Input:
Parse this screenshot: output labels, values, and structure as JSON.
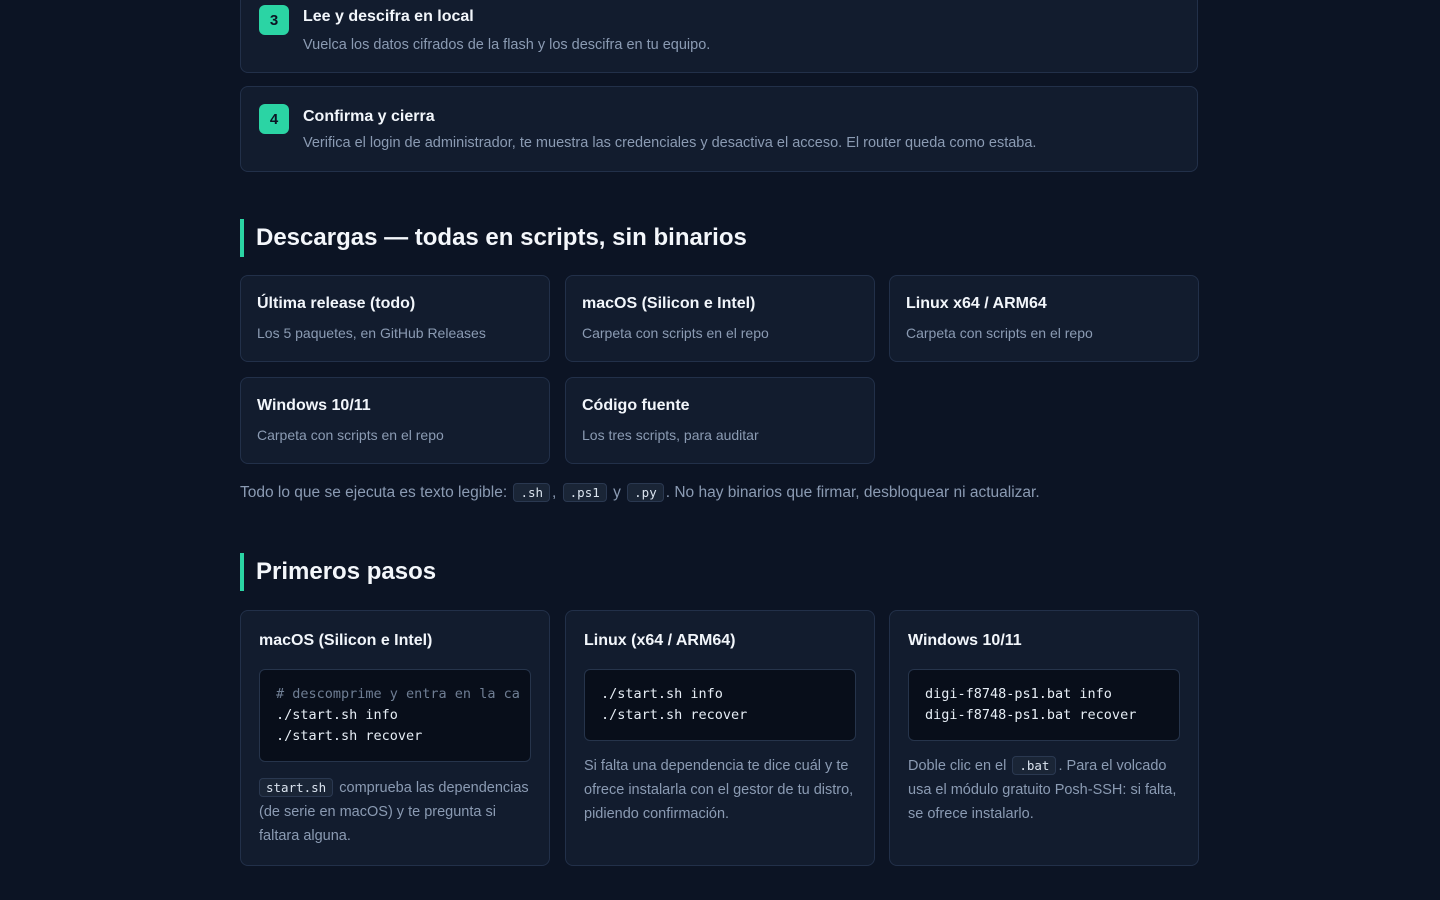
{
  "steps": [
    {
      "num": "3",
      "title": "Lee y descifra en local",
      "desc": "Vuelca los datos cifrados de la flash y los descifra en tu equipo."
    },
    {
      "num": "4",
      "title": "Confirma y cierra",
      "desc": "Verifica el login de administrador, te muestra las credenciales y desactiva el acceso. El router queda como estaba."
    }
  ],
  "downloads": {
    "heading": "Descargas — todas en scripts, sin binarios",
    "cards": [
      {
        "title": "Última release (todo)",
        "sub": "Los 5 paquetes, en GitHub Releases"
      },
      {
        "title": "macOS (Silicon e Intel)",
        "sub": "Carpeta con scripts en el repo"
      },
      {
        "title": "Linux x64 / ARM64",
        "sub": "Carpeta con scripts en el repo"
      },
      {
        "title": "Windows 10/11",
        "sub": "Carpeta con scripts en el repo"
      },
      {
        "title": "Código fuente",
        "sub": "Los tres scripts, para auditar"
      }
    ],
    "note": {
      "prefix": "Todo lo que se ejecuta es texto legible:",
      "code1": ".sh",
      "sep1": ",",
      "code2": ".ps1",
      "sep2": "y",
      "code3": ".py",
      "suffix": ". No hay binarios que firmar, desbloquear ni actualizar."
    }
  },
  "getting_started": {
    "heading": "Primeros pasos",
    "cards": [
      {
        "title": "macOS (Silicon e Intel)",
        "comment": "# descomprime y entra en la ca",
        "lines": [
          "./start.sh info",
          "./start.sh recover"
        ],
        "desc_code": "start.sh",
        "desc": "comprueba las dependencias (de serie en macOS) y te pregunta si faltara alguna."
      },
      {
        "title": "Linux (x64 / ARM64)",
        "lines": [
          "./start.sh info",
          "./start.sh recover"
        ],
        "desc": "Si falta una dependencia te dice cuál y te ofrece instalarla con el gestor de tu distro, pidiendo confirmación."
      },
      {
        "title": "Windows 10/11",
        "lines": [
          "digi-f8748-ps1.bat info",
          "digi-f8748-ps1.bat recover"
        ],
        "desc_prefix": "Doble clic en el",
        "desc_code": ".bat",
        "desc": ". Para el volcado usa el módulo gratuito Posh-SSH: si falta, se ofrece instalarlo."
      }
    ]
  },
  "colors": {
    "accent": "#2bd4a4",
    "background": "#0c1424",
    "card": "#121c2e",
    "muted": "#8b9bb3"
  }
}
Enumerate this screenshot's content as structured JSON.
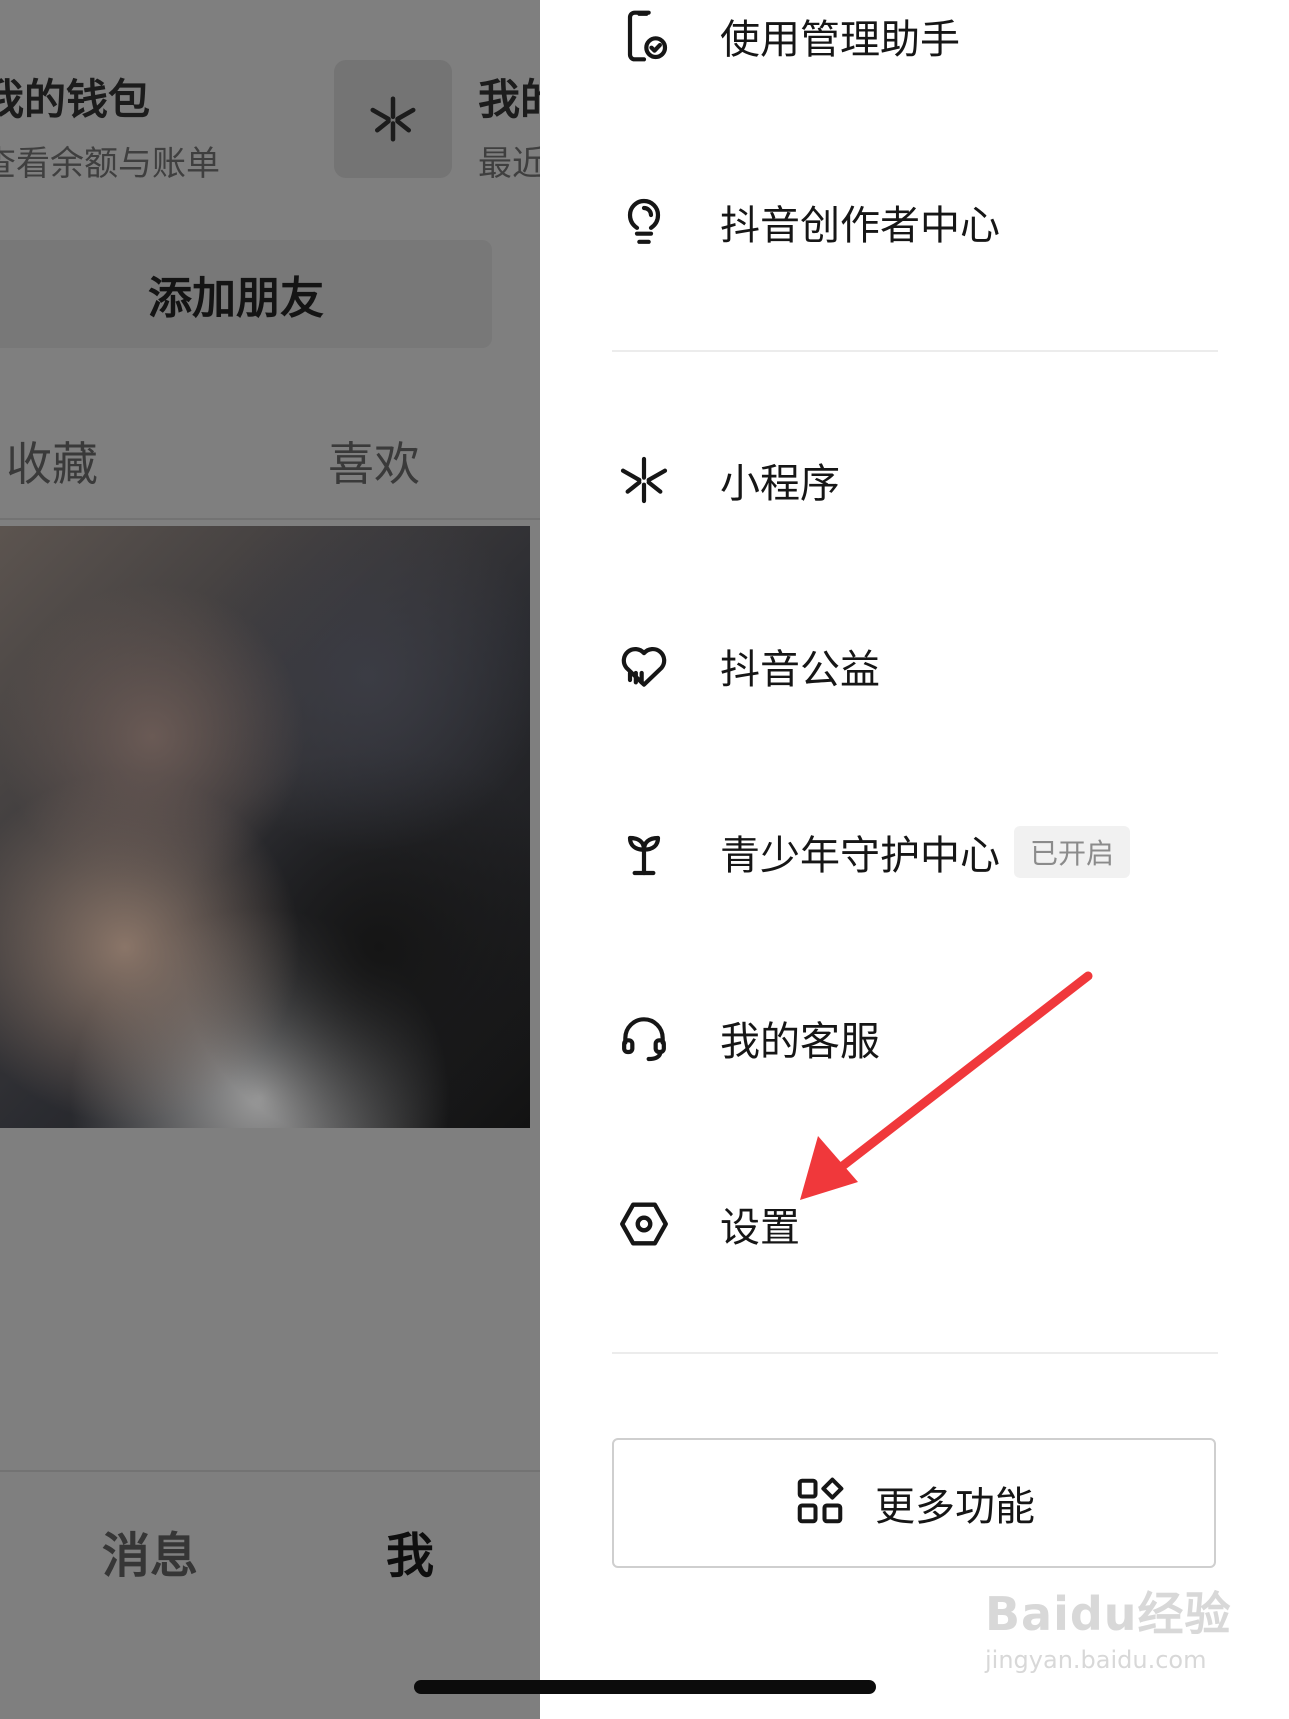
{
  "background_page": {
    "wallet": {
      "title": "我的钱包",
      "subtitle": "查看余额与账单"
    },
    "mini_program_tile": {
      "icon": "mini-program-icon"
    },
    "my_card": {
      "title": "我的",
      "subtitle": "最近"
    },
    "add_friend_label": "添加朋友",
    "tabs": [
      "收藏",
      "喜欢"
    ],
    "bottom_nav": [
      "消息",
      "我"
    ]
  },
  "drawer": {
    "items": [
      {
        "label": "使用管理助手",
        "icon": "phone-check-icon"
      },
      {
        "label": "抖音创作者中心",
        "icon": "lightbulb-icon"
      },
      {
        "label": "小程序",
        "icon": "mini-program-icon"
      },
      {
        "label": "抖音公益",
        "icon": "heart-charity-icon"
      },
      {
        "label": "青少年守护中心",
        "icon": "sprout-icon",
        "badge": "已开启"
      },
      {
        "label": "我的客服",
        "icon": "headset-icon"
      },
      {
        "label": "设置",
        "icon": "hexagon-gear-icon"
      }
    ],
    "more_button": {
      "label": "更多功能",
      "icon": "apps-grid-icon"
    }
  },
  "annotation": {
    "color": "#f0383b"
  },
  "watermark": {
    "logo": "Baidu经验",
    "url": "jingyan.baidu.com"
  }
}
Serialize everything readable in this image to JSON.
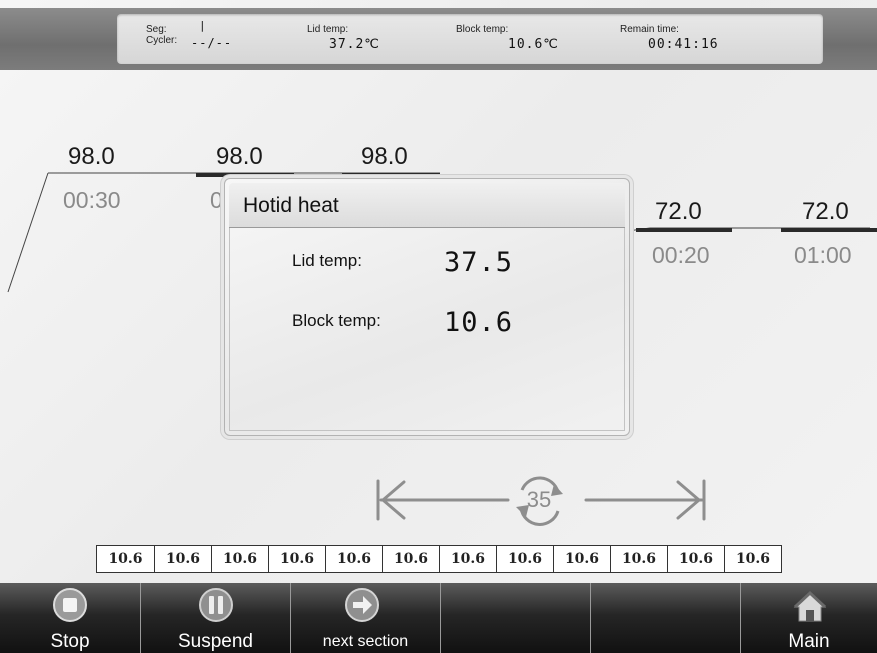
{
  "status_bar": {
    "seg_label": "Seg:",
    "seg_value": "|",
    "cycler_label": "Cycler:",
    "cycler_value": "--/--",
    "lid_label": "Lid temp:",
    "lid_value": "37.2℃",
    "block_label": "Block temp:",
    "block_value": "10.6℃",
    "remain_label": "Remain time:",
    "remain_value": "00:41:16"
  },
  "profile": {
    "steps": [
      {
        "temp": "98.0",
        "time": "00:30"
      },
      {
        "temp": "98.0",
        "time": "0"
      },
      {
        "temp": "98.0",
        "time": ""
      },
      {
        "temp": "72.0",
        "time": "00:20"
      },
      {
        "temp": "72.0",
        "time": "01:00"
      }
    ],
    "cycles": "35"
  },
  "dialog": {
    "title": "Hotid heat",
    "lid_label": "Lid temp:",
    "lid_value": "37.5",
    "block_label": "Block temp:",
    "block_value": "10.6"
  },
  "block_temps": [
    "10.6",
    "10.6",
    "10.6",
    "10.6",
    "10.6",
    "10.6",
    "10.6",
    "10.6",
    "10.6",
    "10.6",
    "10.6",
    "10.6"
  ],
  "toolbar": {
    "stop": "Stop",
    "suspend": "Suspend",
    "next_section": "next section",
    "main": "Main"
  },
  "icons": [
    "stop-icon",
    "pause-icon",
    "next-arrow-icon",
    "home-icon",
    "cycle-icon",
    "arrow-left-icon",
    "arrow-right-icon"
  ],
  "colors": {
    "toolbar_bg": "#1a1a1a",
    "topbar_bg": "#7a7a7a",
    "step_bar": "#333333"
  }
}
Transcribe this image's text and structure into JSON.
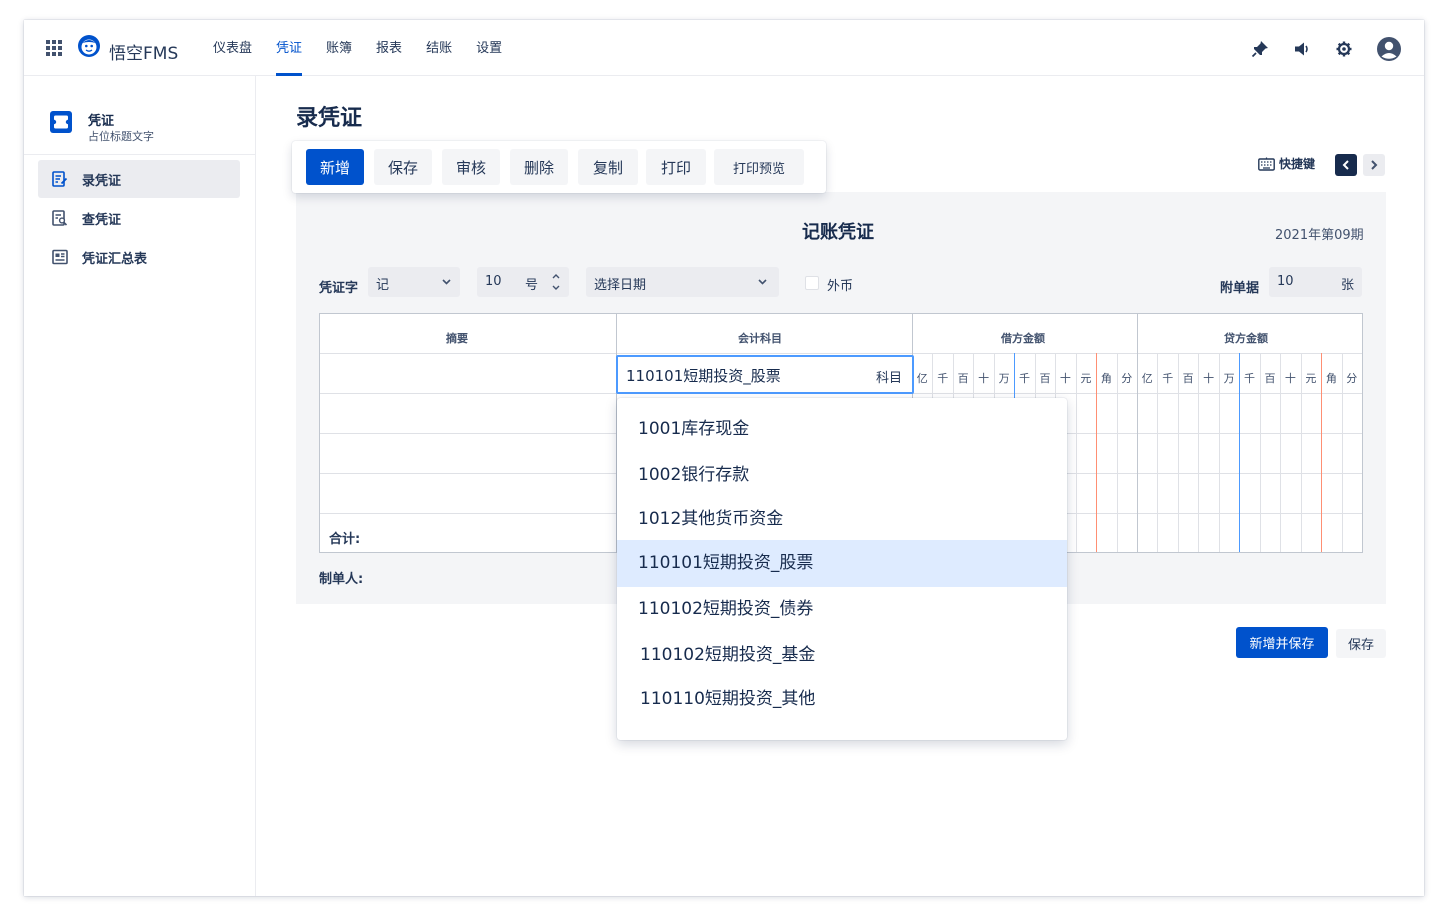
{
  "app": {
    "name": "悟空FMS"
  },
  "nav": {
    "links": [
      {
        "label": "仪表盘"
      },
      {
        "label": "凭证",
        "active": true
      },
      {
        "label": "账簿"
      },
      {
        "label": "报表"
      },
      {
        "label": "结账"
      },
      {
        "label": "设置"
      }
    ],
    "icons": [
      "pin-icon",
      "megaphone-icon",
      "gear-icon",
      "user-avatar-icon"
    ]
  },
  "sidebar": {
    "title": "凭证",
    "subtitle": "占位标题文字",
    "items": [
      {
        "label": "录凭证",
        "icon": "edit-document-icon",
        "active": true
      },
      {
        "label": "查凭证",
        "icon": "search-document-icon"
      },
      {
        "label": "凭证汇总表",
        "icon": "summary-table-icon"
      }
    ]
  },
  "page": {
    "title": "录凭证"
  },
  "toolbar": {
    "buttons": [
      "新增",
      "保存",
      "审核",
      "删除",
      "复制",
      "打印",
      "打印预览"
    ],
    "shortcut_label": "快捷键"
  },
  "voucher": {
    "title": "记账凭证",
    "period": "2021年第09期",
    "word_label": "凭证字",
    "word_value": "记",
    "number_value": "10",
    "number_unit": "号",
    "date_placeholder": "选择日期",
    "foreign_currency_label": "外币",
    "attachments_label": "附单据",
    "attachments_value": "10",
    "attachments_unit": "张",
    "headers": {
      "summary": "摘要",
      "subject": "会计科目",
      "debit": "借方金额",
      "credit": "贷方金额"
    },
    "digits": [
      "亿",
      "千",
      "百",
      "十",
      "万",
      "千",
      "百",
      "十",
      "元",
      "角",
      "分"
    ],
    "total_label": "合计:",
    "maker_label": "制单人:",
    "subject_input_value": "110101短期投资_股票",
    "subject_input_suffix": "科目"
  },
  "subject_dropdown": {
    "options": [
      {
        "label": "1001库存现金"
      },
      {
        "label": "1002银行存款"
      },
      {
        "label": "1012其他货币资金"
      },
      {
        "label": "110101短期投资_股票",
        "selected": true
      },
      {
        "label": "110102短期投资_债券"
      },
      {
        "label": "110102短期投资_基金"
      },
      {
        "label": "110110短期投资_其他"
      }
    ]
  },
  "actions": {
    "save_and_new": "新增并保存",
    "save": "保存"
  },
  "colors": {
    "primary": "#0052cc",
    "selected_row": "#deebff",
    "focus_border": "#4c9aff",
    "panel_bg": "#f4f5f7",
    "yuan_divider": "#ff8f73",
    "wan_divider": "#4c9aff"
  }
}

Required task:
Which lines contain the word "subtitle"? Return each of them.

Solution for this problem:
      "subtitle": "查看余额与账单"
      "subtitle": "最近"
    "subtitle": "占位标题文字",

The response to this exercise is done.